Goal
Copy out again, unchanged, every row starting at the line that contains "section-1-label: Déclin <box>29" and ending at the line that contains "declension-table: Cas Singulier", including both of those lines.

Input for this task
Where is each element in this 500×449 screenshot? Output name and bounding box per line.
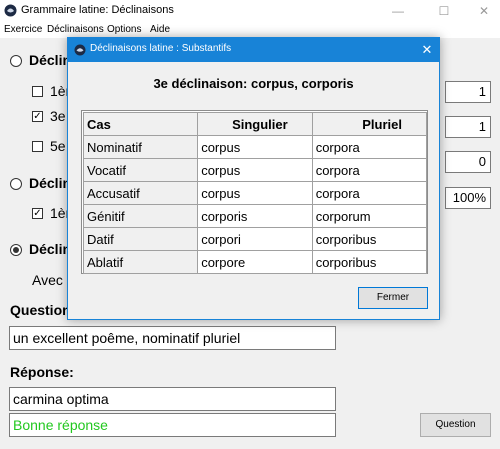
section-1-label: Déclin <box>29 52 72 68</box>
case-cell: Vocatif <box>82 158 199 182</box>
singular-cell: corpori <box>197 227 313 251</box>
question-label: Question <box>10 302 71 318</box>
counter-1: 1 <box>445 81 491 103</box>
question-button[interactable]: Question <box>420 413 491 437</box>
column-header-cas: Cas <box>82 112 199 136</box>
plural-cell: corpora <box>311 181 428 205</box>
fermer-button[interactable]: Fermer <box>358 287 428 309</box>
case-cell: Datif <box>82 227 199 251</box>
menu-bar: Exercice Déclinaisons Options Aide <box>0 22 500 38</box>
menu-exercice[interactable]: Exercice <box>4 24 42 35</box>
table-row: Vocatif corpus corpora <box>82 158 428 182</box>
declension-table: Cas Singulier Pluriel Nominatif corpus c… <box>81 110 428 274</box>
plural-cell: corporibus <box>311 250 428 274</box>
dialog-close-button[interactable]: ✕ <box>415 38 439 62</box>
table-row: Datif corpori corporibus <box>82 227 428 251</box>
checkbox-option-2[interactable]: ✓ <box>32 111 43 122</box>
option-2-label: 3e <box>50 108 66 124</box>
reponse-label: Réponse: <box>10 364 74 380</box>
radio-section-2[interactable] <box>10 178 22 190</box>
singular-cell: corpus <box>197 135 313 159</box>
window-titlebar: Grammaire latine: Déclinaisons — ☐ ✕ <box>0 0 500 22</box>
radio-section-1[interactable] <box>10 55 22 67</box>
window-close-button[interactable]: ✕ <box>468 0 500 22</box>
app-icon <box>4 4 17 17</box>
section-2-label: Déclin <box>29 175 72 191</box>
maximize-button[interactable]: ☐ <box>428 0 460 22</box>
singular-cell: corpus <box>197 158 313 182</box>
dialog-heading: 3e déclinaison: corpus, corporis <box>153 76 354 91</box>
table-row: Nominatif corpus corpora <box>82 135 428 159</box>
plural-cell: corpora <box>311 135 428 159</box>
checkbox-option-3[interactable] <box>32 141 43 152</box>
menu-declinaisons[interactable]: Déclinaisons <box>47 24 104 35</box>
case-cell: Nominatif <box>82 135 199 159</box>
menu-options[interactable]: Options <box>107 24 141 35</box>
counter-2: 1 <box>445 116 491 138</box>
radio-section-3[interactable] <box>10 244 22 256</box>
checkbox-option-4[interactable]: ✓ <box>32 208 43 219</box>
column-header-singulier: Singulier <box>197 112 313 136</box>
reponse-input[interactable]: carmina optima <box>9 387 336 411</box>
menu-aide[interactable]: Aide <box>150 24 170 35</box>
table-row: Génitif corporis corporum <box>82 204 428 228</box>
avec-label: Avec l <box>32 272 70 288</box>
case-cell: Génitif <box>82 204 199 228</box>
dialog-titlebar: Déclinaisons latine : Substantifs ✕ <box>68 38 439 62</box>
table-row: Accusatif corpus corpora <box>82 181 428 205</box>
checkbox-option-1[interactable] <box>32 86 43 97</box>
table-row: Ablatif corpore corporibus <box>82 250 428 274</box>
dialog-title: Déclinaisons latine : Substantifs <box>90 43 232 54</box>
plural-cell: corpora <box>311 158 428 182</box>
table-header-row: Cas Singulier Pluriel <box>82 112 428 136</box>
counter-3: 0 <box>445 151 491 173</box>
window-title: Grammaire latine: Déclinaisons <box>21 4 174 16</box>
option-3-label: 5e <box>50 138 66 154</box>
plural-cell: corporum <box>311 204 428 228</box>
app-icon <box>74 44 86 56</box>
minimize-button[interactable]: — <box>382 0 414 22</box>
section-3-label: Déclin <box>29 241 72 257</box>
case-cell: Accusatif <box>82 181 199 205</box>
singular-cell: corpus <box>197 181 313 205</box>
declinaisons-dialog: Déclinaisons latine : Substantifs ✕ 3e d… <box>67 37 440 320</box>
question-field[interactable]: un excellent poême, nominatif pluriel <box>9 326 336 350</box>
singular-cell: corpore <box>197 250 313 274</box>
column-header-pluriel: Pluriel <box>311 112 428 136</box>
counter-4: 100% <box>445 187 491 209</box>
plural-cell: corporibus <box>311 227 428 251</box>
case-cell: Ablatif <box>82 250 199 274</box>
singular-cell: corporis <box>197 204 313 228</box>
feedback-field: Bonne réponse <box>9 413 336 437</box>
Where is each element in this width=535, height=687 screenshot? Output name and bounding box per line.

Written solution
section-1-label: Déclin <box>29 52 72 68</box>
case-cell: Vocatif <box>82 158 199 182</box>
singular-cell: corpori <box>197 227 313 251</box>
question-label: Question <box>10 302 71 318</box>
counter-1: 1 <box>445 81 491 103</box>
question-button[interactable]: Question <box>420 413 491 437</box>
column-header-cas: Cas <box>82 112 199 136</box>
plural-cell: corpora <box>311 181 428 205</box>
fermer-button[interactable]: Fermer <box>358 287 428 309</box>
case-cell: Datif <box>82 227 199 251</box>
menu-bar: Exercice Déclinaisons Options Aide <box>0 22 500 38</box>
menu-exercice[interactable]: Exercice <box>4 24 42 35</box>
table-row: Vocatif corpus corpora <box>82 158 428 182</box>
declension-table: Cas Singulier Pluriel Nominatif corpus c… <box>81 110 428 274</box>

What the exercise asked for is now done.